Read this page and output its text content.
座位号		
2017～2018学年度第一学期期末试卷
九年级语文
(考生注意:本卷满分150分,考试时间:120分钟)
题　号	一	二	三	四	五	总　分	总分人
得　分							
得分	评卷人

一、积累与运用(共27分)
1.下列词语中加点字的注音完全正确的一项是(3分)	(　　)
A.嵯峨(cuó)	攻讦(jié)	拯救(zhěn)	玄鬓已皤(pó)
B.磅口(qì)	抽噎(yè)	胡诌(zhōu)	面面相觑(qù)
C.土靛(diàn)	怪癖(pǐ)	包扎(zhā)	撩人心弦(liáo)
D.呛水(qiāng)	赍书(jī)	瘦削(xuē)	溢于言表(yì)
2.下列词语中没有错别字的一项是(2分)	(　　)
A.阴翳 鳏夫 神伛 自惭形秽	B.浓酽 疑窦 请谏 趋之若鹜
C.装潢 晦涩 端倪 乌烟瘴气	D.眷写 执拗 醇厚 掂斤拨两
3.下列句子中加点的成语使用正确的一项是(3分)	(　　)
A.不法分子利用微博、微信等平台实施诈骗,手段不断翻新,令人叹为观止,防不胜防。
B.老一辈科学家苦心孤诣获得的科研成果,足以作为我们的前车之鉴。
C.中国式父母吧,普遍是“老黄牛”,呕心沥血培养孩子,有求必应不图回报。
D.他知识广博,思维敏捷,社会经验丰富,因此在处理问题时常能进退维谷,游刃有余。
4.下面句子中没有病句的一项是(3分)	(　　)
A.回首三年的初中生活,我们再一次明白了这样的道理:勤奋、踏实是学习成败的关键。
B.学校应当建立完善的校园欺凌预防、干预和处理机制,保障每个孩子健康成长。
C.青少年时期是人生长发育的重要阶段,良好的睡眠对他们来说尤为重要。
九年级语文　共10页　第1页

■ ■ ■ ■ ■ ■ ■

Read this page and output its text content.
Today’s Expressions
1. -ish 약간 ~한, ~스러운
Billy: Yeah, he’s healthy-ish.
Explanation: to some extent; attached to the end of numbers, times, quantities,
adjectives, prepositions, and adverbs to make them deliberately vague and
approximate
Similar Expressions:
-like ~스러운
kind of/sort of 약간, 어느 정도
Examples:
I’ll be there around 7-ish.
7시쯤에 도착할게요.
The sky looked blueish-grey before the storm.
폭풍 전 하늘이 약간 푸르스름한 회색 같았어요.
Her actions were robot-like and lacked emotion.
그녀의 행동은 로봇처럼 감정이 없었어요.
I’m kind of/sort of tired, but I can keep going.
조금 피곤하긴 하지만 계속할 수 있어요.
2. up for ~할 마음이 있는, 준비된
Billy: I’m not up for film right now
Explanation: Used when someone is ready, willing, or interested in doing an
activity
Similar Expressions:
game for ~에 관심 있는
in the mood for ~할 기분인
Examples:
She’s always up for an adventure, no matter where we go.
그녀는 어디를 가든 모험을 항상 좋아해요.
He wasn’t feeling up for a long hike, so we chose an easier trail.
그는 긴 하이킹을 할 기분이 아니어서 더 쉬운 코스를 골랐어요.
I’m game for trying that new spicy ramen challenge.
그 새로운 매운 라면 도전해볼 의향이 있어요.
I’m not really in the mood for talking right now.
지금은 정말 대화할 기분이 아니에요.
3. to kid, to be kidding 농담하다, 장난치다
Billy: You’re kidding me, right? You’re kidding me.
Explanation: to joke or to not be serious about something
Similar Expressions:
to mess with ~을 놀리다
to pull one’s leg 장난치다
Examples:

■ ■ ■ ■ ■ ■ ■

Given instruction
Copy all lines from the data that hold the word "game".

Answer for this exercise
game for ~에 관심 있는
I’m game for trying that new spicy ramen challenge.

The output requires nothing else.